* What you will do: Gather all lines with the word "this" in them.

----

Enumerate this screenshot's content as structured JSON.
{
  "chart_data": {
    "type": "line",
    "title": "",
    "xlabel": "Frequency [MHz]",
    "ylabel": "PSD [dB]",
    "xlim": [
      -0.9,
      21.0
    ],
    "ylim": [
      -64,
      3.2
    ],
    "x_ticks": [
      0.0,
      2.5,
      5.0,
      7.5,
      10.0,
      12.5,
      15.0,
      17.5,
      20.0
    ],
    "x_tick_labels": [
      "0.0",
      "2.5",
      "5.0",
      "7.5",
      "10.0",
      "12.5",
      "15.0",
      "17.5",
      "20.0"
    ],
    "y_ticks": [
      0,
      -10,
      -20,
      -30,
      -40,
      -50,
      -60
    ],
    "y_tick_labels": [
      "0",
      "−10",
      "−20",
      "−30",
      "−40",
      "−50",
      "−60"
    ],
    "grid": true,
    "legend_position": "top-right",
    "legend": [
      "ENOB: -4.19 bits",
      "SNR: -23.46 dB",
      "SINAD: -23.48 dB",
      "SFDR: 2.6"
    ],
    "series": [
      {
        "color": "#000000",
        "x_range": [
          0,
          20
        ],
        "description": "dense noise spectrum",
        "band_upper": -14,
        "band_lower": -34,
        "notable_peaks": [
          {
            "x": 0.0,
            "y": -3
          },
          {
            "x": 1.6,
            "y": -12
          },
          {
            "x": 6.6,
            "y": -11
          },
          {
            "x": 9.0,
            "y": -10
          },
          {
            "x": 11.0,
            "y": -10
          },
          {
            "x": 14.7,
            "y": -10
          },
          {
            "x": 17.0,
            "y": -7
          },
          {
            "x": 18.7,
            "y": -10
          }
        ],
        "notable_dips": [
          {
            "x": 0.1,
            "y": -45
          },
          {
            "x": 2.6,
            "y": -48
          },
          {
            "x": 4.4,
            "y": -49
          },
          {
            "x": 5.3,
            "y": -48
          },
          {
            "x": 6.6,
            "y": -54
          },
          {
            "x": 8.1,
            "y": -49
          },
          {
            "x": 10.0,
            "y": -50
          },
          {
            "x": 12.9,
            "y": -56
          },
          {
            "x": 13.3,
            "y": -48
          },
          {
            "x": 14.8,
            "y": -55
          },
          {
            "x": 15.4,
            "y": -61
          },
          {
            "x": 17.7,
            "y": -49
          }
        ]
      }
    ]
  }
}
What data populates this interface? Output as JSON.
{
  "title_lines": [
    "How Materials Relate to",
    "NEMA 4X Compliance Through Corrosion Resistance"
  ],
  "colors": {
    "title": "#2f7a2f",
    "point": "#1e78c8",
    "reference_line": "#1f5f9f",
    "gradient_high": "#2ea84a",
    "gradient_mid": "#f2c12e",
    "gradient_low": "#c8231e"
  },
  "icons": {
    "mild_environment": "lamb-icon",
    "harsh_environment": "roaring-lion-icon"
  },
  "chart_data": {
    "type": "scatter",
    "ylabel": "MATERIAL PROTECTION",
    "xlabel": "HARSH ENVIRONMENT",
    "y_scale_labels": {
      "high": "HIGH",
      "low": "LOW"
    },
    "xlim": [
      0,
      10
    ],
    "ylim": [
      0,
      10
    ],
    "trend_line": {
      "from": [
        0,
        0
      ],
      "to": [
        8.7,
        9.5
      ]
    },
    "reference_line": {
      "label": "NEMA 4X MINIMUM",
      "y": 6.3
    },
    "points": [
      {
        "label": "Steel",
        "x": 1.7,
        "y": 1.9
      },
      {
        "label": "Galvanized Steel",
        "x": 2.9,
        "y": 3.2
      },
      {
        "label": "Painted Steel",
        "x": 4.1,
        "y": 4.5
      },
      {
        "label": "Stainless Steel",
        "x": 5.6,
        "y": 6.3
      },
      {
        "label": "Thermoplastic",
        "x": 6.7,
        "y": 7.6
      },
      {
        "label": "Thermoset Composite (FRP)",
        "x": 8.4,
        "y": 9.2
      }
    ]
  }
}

----

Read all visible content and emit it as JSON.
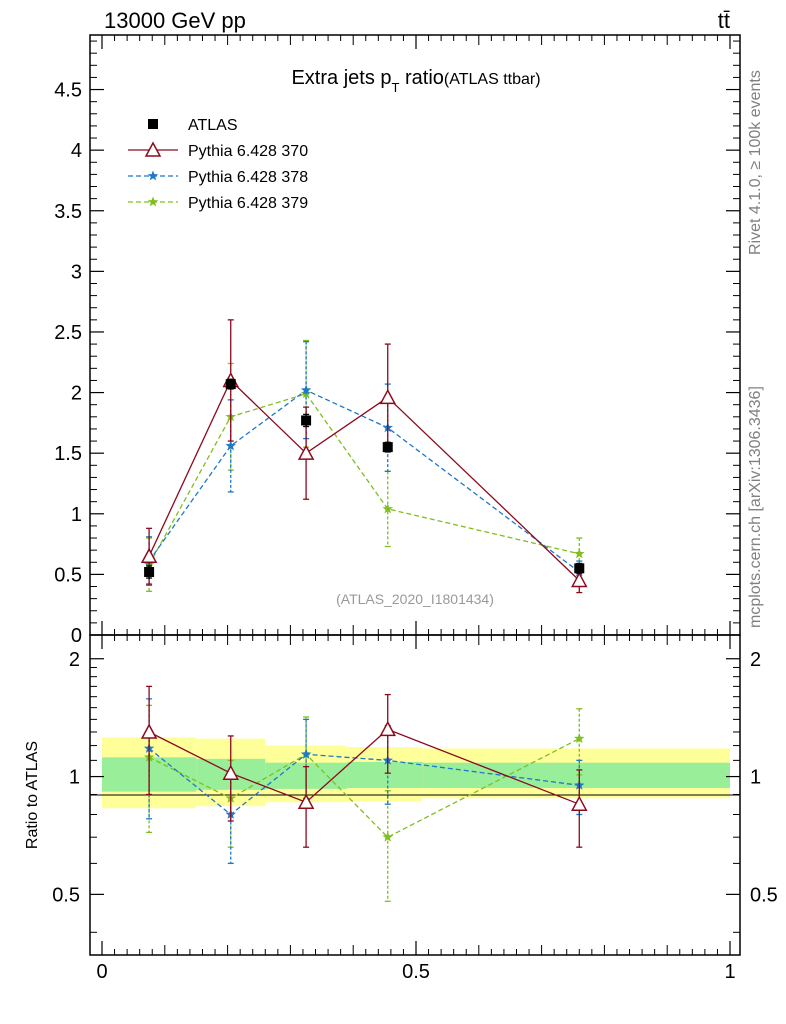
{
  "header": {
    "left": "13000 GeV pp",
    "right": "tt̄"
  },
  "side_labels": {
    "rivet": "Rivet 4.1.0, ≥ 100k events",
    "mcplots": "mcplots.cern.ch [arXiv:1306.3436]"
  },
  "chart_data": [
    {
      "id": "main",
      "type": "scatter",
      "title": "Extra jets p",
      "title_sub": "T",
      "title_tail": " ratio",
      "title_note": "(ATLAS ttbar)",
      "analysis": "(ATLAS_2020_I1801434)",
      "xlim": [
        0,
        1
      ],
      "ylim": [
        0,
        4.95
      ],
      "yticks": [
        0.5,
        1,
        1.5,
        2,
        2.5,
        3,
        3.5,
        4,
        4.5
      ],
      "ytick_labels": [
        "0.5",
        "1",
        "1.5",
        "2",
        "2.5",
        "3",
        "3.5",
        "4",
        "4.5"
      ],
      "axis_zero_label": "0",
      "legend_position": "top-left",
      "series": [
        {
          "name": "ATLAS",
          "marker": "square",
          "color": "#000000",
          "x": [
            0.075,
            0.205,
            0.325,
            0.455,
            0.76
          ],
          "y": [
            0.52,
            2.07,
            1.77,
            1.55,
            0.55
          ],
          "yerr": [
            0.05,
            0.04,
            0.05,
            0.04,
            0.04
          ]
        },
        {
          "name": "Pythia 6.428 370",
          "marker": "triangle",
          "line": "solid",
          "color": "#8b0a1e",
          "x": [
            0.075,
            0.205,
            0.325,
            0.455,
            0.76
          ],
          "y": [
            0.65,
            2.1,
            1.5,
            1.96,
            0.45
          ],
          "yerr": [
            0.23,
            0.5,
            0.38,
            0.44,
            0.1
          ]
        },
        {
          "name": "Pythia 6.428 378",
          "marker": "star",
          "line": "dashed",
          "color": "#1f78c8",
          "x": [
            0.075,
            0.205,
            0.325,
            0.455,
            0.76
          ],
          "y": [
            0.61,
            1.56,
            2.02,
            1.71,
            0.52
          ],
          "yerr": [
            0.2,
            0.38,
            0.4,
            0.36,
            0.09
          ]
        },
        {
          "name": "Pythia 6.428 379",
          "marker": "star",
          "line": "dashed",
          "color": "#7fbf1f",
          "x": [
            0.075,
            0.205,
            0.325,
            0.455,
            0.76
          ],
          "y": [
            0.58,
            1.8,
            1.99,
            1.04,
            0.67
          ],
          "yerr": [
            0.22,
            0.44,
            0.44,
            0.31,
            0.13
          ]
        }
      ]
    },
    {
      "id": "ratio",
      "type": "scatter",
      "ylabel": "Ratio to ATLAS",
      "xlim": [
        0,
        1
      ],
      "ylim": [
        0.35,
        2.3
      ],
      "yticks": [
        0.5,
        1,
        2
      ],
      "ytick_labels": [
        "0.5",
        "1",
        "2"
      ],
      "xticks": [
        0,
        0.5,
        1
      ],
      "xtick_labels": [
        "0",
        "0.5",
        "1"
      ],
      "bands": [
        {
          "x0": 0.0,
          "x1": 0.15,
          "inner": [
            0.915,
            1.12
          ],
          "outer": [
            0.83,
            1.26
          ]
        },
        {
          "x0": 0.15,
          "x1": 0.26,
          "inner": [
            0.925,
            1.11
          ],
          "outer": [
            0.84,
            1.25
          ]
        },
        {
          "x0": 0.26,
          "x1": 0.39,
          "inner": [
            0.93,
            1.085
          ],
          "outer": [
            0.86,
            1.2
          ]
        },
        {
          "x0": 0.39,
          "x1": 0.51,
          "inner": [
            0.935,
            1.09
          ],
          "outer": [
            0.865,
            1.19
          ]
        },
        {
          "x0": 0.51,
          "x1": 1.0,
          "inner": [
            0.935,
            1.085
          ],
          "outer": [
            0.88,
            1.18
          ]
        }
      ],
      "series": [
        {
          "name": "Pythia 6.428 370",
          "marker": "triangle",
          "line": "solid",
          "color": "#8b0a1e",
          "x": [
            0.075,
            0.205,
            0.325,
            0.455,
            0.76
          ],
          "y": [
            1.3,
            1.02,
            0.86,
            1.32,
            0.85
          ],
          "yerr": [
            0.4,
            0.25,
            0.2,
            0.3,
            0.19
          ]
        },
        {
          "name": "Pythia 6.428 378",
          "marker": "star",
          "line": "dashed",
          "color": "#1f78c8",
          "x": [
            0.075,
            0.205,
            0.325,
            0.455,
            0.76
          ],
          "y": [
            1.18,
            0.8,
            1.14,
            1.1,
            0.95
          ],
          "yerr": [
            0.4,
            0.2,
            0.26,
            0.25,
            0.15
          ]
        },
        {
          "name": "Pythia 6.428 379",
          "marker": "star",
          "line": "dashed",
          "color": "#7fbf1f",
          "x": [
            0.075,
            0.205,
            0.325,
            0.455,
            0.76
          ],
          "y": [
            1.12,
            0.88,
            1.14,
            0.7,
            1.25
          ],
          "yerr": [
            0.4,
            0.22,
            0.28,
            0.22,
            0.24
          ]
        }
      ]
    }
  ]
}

----

* Exercise result:
Enumerate this screenshot's content as structured JSON.
What data populates this interface? Output as JSON.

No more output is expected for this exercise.